# START OF Data section
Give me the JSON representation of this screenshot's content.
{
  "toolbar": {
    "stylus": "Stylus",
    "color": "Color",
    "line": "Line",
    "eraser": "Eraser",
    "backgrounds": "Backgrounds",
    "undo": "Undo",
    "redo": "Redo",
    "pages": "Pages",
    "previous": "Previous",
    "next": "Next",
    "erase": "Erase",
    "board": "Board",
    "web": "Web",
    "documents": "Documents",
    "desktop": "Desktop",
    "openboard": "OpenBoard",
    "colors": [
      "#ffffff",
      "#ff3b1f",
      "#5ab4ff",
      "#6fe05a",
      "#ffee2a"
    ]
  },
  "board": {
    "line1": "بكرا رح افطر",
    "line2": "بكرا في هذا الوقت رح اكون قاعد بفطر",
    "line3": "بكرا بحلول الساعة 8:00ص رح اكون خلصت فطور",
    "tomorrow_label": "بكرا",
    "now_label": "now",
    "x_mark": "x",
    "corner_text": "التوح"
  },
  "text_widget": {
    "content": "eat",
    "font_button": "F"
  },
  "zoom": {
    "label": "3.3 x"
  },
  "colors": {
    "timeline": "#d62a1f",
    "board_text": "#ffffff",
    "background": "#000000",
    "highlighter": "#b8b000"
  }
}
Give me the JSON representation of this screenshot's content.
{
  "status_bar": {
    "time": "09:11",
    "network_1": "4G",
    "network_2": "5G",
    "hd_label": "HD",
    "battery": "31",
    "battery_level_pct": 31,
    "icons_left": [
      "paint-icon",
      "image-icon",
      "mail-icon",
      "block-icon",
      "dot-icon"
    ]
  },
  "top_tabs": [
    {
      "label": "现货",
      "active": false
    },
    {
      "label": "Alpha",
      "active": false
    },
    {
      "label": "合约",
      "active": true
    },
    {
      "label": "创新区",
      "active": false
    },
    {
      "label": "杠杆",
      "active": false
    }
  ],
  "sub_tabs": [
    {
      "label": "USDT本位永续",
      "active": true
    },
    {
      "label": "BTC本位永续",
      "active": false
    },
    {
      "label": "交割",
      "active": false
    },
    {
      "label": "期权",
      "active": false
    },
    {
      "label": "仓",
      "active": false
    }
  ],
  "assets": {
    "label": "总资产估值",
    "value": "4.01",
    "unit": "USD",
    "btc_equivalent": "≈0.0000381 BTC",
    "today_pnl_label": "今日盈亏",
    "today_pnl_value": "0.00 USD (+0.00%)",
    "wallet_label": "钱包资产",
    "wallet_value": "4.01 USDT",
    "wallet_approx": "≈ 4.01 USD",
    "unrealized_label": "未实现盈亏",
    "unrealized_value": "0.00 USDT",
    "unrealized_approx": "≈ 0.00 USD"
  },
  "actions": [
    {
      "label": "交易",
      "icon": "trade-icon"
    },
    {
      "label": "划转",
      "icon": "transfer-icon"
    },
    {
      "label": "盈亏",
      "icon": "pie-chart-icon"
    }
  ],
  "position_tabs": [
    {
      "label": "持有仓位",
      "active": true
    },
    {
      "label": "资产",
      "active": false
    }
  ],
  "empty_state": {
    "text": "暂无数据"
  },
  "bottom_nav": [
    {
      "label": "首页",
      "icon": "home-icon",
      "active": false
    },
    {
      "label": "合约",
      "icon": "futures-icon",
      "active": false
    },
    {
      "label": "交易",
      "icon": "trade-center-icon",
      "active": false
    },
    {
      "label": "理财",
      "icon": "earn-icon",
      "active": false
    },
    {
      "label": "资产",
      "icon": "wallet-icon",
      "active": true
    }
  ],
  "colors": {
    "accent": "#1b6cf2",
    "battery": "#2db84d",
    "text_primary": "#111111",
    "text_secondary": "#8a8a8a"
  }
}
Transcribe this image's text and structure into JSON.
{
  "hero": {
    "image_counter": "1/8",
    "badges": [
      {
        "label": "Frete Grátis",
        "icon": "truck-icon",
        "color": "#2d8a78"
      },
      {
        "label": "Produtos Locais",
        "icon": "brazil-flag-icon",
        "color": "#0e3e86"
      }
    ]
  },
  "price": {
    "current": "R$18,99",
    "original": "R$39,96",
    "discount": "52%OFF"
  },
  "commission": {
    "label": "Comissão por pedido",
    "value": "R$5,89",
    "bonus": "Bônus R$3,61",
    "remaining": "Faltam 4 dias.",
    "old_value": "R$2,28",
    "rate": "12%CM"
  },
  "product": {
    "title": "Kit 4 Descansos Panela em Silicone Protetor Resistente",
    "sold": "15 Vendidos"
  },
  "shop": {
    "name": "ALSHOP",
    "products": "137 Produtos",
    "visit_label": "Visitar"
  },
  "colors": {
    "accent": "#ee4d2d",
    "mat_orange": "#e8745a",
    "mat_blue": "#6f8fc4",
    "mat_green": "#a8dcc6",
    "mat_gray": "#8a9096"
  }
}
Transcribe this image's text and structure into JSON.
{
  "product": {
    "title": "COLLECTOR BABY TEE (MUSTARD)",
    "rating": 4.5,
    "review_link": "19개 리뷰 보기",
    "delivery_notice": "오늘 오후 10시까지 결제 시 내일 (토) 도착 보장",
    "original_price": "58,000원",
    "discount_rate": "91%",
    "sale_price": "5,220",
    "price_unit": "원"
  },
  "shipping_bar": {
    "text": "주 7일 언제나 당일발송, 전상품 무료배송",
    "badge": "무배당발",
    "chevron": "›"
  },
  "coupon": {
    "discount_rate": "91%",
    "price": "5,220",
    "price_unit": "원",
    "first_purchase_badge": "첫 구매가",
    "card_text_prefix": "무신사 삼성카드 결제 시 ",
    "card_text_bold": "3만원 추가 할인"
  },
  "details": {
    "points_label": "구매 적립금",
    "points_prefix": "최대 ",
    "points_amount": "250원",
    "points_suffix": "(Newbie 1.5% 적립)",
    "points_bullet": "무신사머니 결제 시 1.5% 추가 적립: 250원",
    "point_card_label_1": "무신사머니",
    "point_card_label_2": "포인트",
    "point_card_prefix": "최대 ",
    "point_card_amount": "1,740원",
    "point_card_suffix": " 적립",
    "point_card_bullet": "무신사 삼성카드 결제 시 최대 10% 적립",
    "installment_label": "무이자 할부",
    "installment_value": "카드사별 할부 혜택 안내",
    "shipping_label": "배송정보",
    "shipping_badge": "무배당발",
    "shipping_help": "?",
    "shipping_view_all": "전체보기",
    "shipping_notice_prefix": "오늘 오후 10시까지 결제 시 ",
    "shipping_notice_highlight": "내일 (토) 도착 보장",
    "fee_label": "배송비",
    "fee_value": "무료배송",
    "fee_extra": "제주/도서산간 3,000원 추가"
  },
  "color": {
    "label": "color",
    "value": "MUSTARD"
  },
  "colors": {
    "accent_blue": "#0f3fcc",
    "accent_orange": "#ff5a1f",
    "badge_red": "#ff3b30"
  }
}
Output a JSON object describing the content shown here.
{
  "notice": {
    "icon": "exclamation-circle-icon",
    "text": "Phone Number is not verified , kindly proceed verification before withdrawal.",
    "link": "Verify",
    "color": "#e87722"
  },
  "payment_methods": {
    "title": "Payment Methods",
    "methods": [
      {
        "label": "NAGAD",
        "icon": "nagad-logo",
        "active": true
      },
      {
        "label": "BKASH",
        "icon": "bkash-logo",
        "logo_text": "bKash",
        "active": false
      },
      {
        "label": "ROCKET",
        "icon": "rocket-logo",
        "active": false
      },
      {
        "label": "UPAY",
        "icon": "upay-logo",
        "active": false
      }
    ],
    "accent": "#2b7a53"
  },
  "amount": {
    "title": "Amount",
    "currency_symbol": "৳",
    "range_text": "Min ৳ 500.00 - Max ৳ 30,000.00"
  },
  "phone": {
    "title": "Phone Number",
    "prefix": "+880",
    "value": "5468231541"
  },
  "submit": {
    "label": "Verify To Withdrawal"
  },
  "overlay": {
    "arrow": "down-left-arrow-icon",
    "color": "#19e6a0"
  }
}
# END OF Data section
### Your goal
Search the data for the string "삼성카드". List each line that has it.

### Response to this exercise
    "card_text_prefix": "무신사 삼성카드 결제 시 ",
    "point_card_bullet": "무신사 삼성카드 결제 시 최대 10% 적립",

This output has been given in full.